# Lines of data
****

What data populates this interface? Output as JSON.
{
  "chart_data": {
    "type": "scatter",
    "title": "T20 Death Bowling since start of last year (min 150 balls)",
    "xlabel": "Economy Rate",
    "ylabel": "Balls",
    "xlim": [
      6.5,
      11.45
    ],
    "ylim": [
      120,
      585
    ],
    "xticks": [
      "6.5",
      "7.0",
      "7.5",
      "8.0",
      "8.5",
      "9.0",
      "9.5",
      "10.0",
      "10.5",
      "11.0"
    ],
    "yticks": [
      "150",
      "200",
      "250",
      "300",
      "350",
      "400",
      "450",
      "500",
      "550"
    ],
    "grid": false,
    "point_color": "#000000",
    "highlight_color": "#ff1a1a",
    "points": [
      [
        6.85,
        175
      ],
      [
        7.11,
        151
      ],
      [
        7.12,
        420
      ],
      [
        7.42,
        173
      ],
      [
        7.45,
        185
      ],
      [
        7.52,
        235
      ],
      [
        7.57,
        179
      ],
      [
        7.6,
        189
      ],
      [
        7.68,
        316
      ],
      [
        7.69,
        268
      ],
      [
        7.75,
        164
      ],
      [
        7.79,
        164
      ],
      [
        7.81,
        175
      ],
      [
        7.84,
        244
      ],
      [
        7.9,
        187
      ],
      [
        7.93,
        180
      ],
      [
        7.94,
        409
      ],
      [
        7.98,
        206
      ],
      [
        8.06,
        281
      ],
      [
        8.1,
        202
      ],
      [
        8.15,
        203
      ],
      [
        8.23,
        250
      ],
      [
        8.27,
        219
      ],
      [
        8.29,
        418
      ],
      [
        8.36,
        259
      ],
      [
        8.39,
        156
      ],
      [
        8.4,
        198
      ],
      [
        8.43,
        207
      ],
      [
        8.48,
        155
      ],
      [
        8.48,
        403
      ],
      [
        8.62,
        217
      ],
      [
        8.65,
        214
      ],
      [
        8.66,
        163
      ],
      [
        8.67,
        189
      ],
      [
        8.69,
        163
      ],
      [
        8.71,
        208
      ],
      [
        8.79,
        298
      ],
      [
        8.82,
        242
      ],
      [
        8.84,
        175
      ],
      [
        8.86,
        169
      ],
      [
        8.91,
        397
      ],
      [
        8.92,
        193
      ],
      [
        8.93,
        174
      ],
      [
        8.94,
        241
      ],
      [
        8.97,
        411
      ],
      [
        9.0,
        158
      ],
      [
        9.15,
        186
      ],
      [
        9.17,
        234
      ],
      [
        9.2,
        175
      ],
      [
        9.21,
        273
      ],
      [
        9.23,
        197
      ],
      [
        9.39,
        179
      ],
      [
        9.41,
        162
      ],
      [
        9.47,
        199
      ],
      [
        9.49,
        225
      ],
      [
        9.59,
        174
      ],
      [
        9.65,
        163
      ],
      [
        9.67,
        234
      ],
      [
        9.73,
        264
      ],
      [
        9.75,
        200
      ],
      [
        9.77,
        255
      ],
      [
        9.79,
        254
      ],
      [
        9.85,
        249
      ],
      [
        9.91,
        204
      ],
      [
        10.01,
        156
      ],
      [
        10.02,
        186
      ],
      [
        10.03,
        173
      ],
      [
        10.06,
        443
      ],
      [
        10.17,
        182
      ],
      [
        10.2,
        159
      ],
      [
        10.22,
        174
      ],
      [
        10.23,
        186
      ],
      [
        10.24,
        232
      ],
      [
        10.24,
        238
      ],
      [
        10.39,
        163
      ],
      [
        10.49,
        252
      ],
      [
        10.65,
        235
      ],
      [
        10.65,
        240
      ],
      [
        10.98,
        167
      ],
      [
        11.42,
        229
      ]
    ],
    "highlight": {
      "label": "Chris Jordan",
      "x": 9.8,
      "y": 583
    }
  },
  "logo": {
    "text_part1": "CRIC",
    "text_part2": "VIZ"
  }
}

****

# The problem
Copy out the material above in its entirety. Every detail must match.

# Solution to this exercise
What data populates this interface? Output as JSON.
{
  "chart_data": {
    "type": "scatter",
    "title": "T20 Death Bowling since start of last year (min 150 balls)",
    "xlabel": "Economy Rate",
    "ylabel": "Balls",
    "xlim": [
      6.5,
      11.45
    ],
    "ylim": [
      120,
      585
    ],
    "xticks": [
      "6.5",
      "7.0",
      "7.5",
      "8.0",
      "8.5",
      "9.0",
      "9.5",
      "10.0",
      "10.5",
      "11.0"
    ],
    "yticks": [
      "150",
      "200",
      "250",
      "300",
      "350",
      "400",
      "450",
      "500",
      "550"
    ],
    "grid": false,
    "point_color": "#000000",
    "highlight_color": "#ff1a1a",
    "points": [
      [
        6.85,
        175
      ],
      [
        7.11,
        151
      ],
      [
        7.12,
        420
      ],
      [
        7.42,
        173
      ],
      [
        7.45,
        185
      ],
      [
        7.52,
        235
      ],
      [
        7.57,
        179
      ],
      [
        7.6,
        189
      ],
      [
        7.68,
        316
      ],
      [
        7.69,
        268
      ],
      [
        7.75,
        164
      ],
      [
        7.79,
        164
      ],
      [
        7.81,
        175
      ],
      [
        7.84,
        244
      ],
      [
        7.9,
        187
      ],
      [
        7.93,
        180
      ],
      [
        7.94,
        409
      ],
      [
        7.98,
        206
      ],
      [
        8.06,
        281
      ],
      [
        8.1,
        202
      ],
      [
        8.15,
        203
      ],
      [
        8.23,
        250
      ],
      [
        8.27,
        219
      ],
      [
        8.29,
        418
      ],
      [
        8.36,
        259
      ],
      [
        8.39,
        156
      ],
      [
        8.4,
        198
      ],
      [
        8.43,
        207
      ],
      [
        8.48,
        155
      ],
      [
        8.48,
        403
      ],
      [
        8.62,
        217
      ],
      [
        8.65,
        214
      ],
      [
        8.66,
        163
      ],
      [
        8.67,
        189
      ],
      [
        8.69,
        163
      ],
      [
        8.71,
        208
      ],
      [
        8.79,
        298
      ],
      [
        8.82,
        242
      ],
      [
        8.84,
        175
      ],
      [
        8.86,
        169
      ],
      [
        8.91,
        397
      ],
      [
        8.92,
        193
      ],
      [
        8.93,
        174
      ],
      [
        8.94,
        241
      ],
      [
        8.97,
        411
      ],
      [
        9.0,
        158
      ],
      [
        9.15,
        186
      ],
      [
        9.17,
        234
      ],
      [
        9.2,
        175
      ],
      [
        9.21,
        273
      ],
      [
        9.23,
        197
      ],
      [
        9.39,
        179
      ],
      [
        9.41,
        162
      ],
      [
        9.47,
        199
      ],
      [
        9.49,
        225
      ],
      [
        9.59,
        174
      ],
      [
        9.65,
        163
      ],
      [
        9.67,
        234
      ],
      [
        9.73,
        264
      ],
      [
        9.75,
        200
      ],
      [
        9.77,
        255
      ],
      [
        9.79,
        254
      ],
      [
        9.85,
        249
      ],
      [
        9.91,
        204
      ],
      [
        10.01,
        156
      ],
      [
        10.02,
        186
      ],
      [
        10.03,
        173
      ],
      [
        10.06,
        443
      ],
      [
        10.17,
        182
      ],
      [
        10.2,
        159
      ],
      [
        10.22,
        174
      ],
      [
        10.23,
        186
      ],
      [
        10.24,
        232
      ],
      [
        10.24,
        238
      ],
      [
        10.39,
        163
      ],
      [
        10.49,
        252
      ],
      [
        10.65,
        235
      ],
      [
        10.65,
        240
      ],
      [
        10.98,
        167
      ],
      [
        11.42,
        229
      ]
    ],
    "highlight": {
      "label": "Chris Jordan",
      "x": 9.8,
      "y": 583
    }
  },
  "logo": {
    "text_part1": "CRIC",
    "text_part2": "VIZ"
  }
}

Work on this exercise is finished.